◆ **Requests**
• A. From the review of the film Lovelace, reproduce word for word the passage starting with "What the film" and going on through "a long while.".
• B. According to the review of the film Lovelace, who directed the film?
• C. Pick up the review of the film Lovelace after its final sentence and keep writing it.

◆ **Passage provided**
(begin)

I can fully comprehend the impulse to produce a biopic about Linda Lovelace, as she is an undeniably fascinating subject, but at no point during Rob Epstein and Jeffrey Friedman’s Lovelace did I have any grasp whatsoever on any meaningful reason for why this specific film exists. It is utterly and absolutely empty, devoid of any thoughtful or insightful angle on the story it tells and entirely uninterested in any of the deeper social, ethical, political, and, of course, sexual implications therein. Concerned instead with telling its story in the most manipulative, exploitative way possible, Lovelace is one of the fluffiest, least substantive biopics I have ever seen. The film does not merely have an identity crisis – it has no identity to speak of, whatsoever, and nothing to offer viewers drawn in by the inherently interesting nature of the subject.

The film traces the arc of Linda Boreman’s short-lived pornographic career, from her marriage to abusive manager Chuck Traynor in the early 1970s and production of the infamous mainstream porn sensation Deep Throat (for which she adopted the pseudonym ‘Lovelace’) to her eventual disillusionment with porn and ‘activism’ against the industry (‘activism’ being in quotes because the film calls her an activist without ever once showing an actual act of activism). The film immediately seems shallow and superficial in the extreme, employing the Rankin/Bass Santa Claus is Coming to Town form of storytelling in which each big moment/element of Linda’s life is explained in the most rudimentary, direct, oversimplified way possible. Nothing is ever built gradually or organically, with the viewer instead treated to a long procession of scenes where Linda’s identity-of-the-moment is shouted in loud, broad strokes: First she’s a prude! Then she likes sex! Then she can deep throat! Then she doesn’t want to!

What the film does not appear to be, as of yet, is resolutely awful. It is all light and fluffy and utterly substance-free, aggressively mediocre at all times, but when the film chooses to kick itself into a theoretically ‘deeper’ gear, it winds up shooting itself in the foot with one of the most mind-bogglingly asinine structures I have seen in a long while.

(end)

◆ **Supplied entries**
(begin)

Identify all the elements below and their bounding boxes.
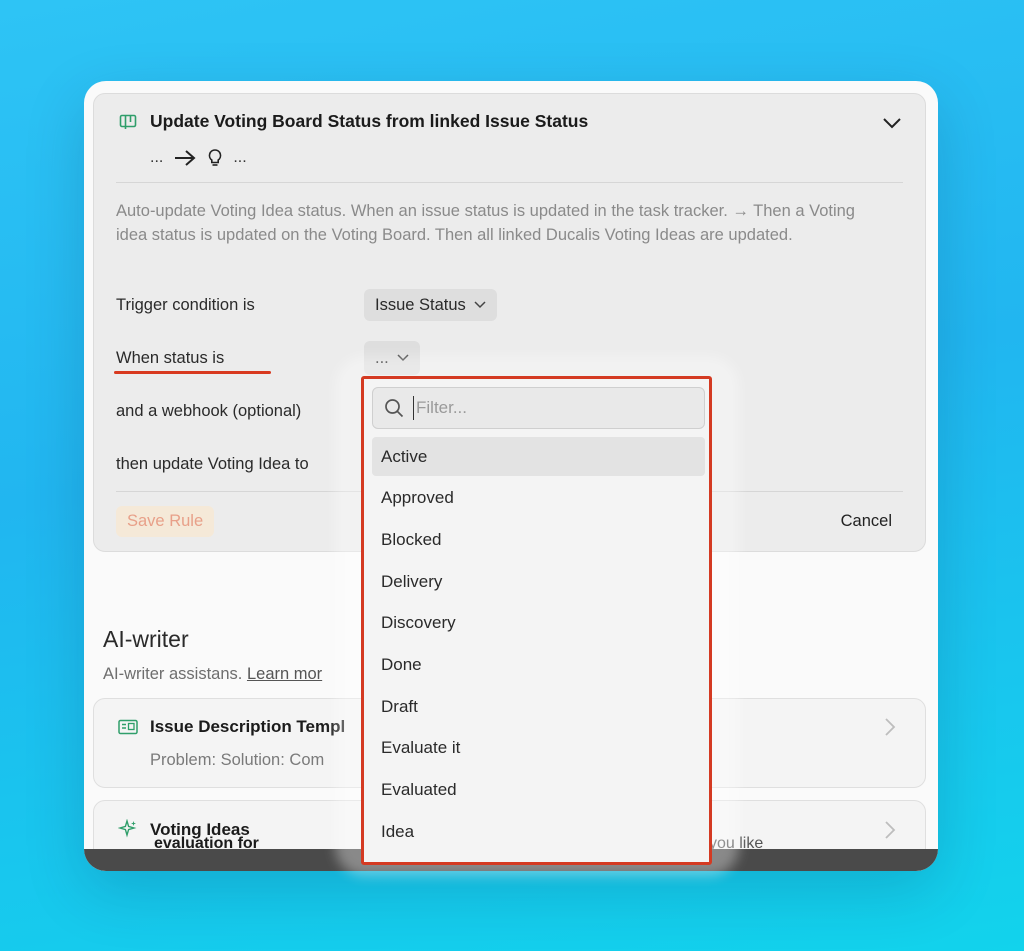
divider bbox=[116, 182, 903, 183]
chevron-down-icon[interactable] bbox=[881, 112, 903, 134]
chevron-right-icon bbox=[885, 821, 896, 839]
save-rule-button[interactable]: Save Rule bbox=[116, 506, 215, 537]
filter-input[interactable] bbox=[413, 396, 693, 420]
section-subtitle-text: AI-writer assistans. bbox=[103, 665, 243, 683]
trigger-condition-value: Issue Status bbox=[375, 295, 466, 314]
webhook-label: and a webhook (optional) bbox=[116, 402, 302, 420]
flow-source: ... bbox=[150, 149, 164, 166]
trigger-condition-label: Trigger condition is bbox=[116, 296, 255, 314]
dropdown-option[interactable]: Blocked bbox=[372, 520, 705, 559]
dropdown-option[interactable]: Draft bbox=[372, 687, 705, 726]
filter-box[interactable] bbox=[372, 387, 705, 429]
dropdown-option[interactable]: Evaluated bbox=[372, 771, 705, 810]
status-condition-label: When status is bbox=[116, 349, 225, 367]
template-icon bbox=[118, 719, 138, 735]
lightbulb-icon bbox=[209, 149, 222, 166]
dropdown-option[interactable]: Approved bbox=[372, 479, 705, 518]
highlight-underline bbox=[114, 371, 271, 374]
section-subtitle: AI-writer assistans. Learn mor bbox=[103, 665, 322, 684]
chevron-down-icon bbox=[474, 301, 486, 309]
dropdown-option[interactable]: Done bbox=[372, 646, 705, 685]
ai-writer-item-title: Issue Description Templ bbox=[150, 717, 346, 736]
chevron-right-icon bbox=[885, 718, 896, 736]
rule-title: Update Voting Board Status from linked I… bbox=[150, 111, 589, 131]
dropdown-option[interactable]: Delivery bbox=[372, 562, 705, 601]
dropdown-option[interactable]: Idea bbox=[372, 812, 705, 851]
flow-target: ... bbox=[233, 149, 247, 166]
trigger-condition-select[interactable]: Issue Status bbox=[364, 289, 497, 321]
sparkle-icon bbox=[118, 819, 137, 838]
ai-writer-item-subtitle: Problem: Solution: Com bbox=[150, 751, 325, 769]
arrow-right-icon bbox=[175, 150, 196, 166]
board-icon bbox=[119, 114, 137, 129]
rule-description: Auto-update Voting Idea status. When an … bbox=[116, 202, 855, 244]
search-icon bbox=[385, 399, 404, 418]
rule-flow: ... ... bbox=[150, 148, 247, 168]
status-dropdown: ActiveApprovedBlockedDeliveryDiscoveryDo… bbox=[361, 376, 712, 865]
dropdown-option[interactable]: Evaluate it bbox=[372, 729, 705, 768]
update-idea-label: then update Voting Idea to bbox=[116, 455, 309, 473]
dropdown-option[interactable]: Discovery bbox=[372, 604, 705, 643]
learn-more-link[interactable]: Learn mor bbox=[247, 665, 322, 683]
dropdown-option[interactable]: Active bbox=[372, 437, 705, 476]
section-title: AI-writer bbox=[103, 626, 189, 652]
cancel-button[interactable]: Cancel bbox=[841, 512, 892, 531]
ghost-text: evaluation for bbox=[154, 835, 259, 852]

(end)
(begin)

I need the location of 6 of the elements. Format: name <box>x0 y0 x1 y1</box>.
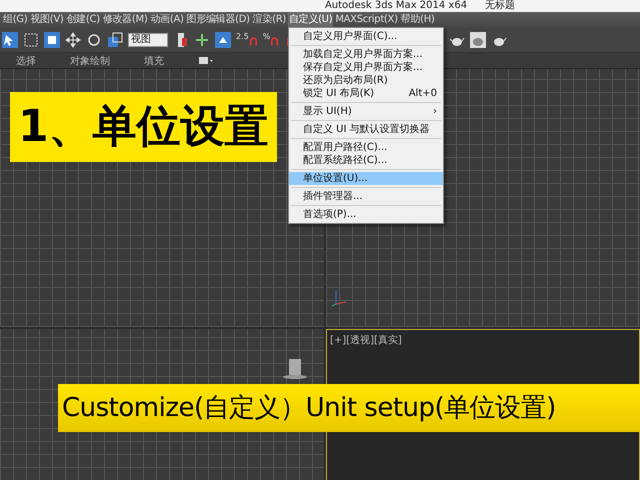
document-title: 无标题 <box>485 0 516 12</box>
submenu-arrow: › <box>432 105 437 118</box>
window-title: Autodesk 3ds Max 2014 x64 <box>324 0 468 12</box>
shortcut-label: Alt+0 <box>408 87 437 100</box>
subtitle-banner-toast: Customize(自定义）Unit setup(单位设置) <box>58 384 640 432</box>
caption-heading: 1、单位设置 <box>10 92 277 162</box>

(end)

◆ **Results**
• A.
What the film does not appear to be, as of yet, is resolutely awful. It is all light and fluffy and utterly substance-free, aggressively mediocre at all times, but when the film chooses to kick itself into a theoretically ‘deeper’ gear, it winds up shooting itself in the foot with one of the most mind-bogglingly asinine structures I have seen in a long while.

• B. Rob Epstein and Jeffrey Friedman

• C.
Lovelace is split in two, it turns out, with the first half depicting the happy-go-lucky, sunshine and roses version of Boreman’s story – where porn is a magical path to happiness and fulfillment – before an abrupt cut to black sees Linda giving testimony against Traynor and the Deep Throat experience in the near future. Now, for the rest of the film, we are treated to all the dark moments of abuse and sadism existing in between what we previously saw, the gaps in what was shown before. This second half is still light, fluffy, and utterly substance-free, but the film is also now infuriating to watch, because it has become apparent the filmmakers were playing a fairly disgusting game with the audience the entire time, swapping out actual insight, intelligence, or thematic exploration with a shallow re-ordering of significant events.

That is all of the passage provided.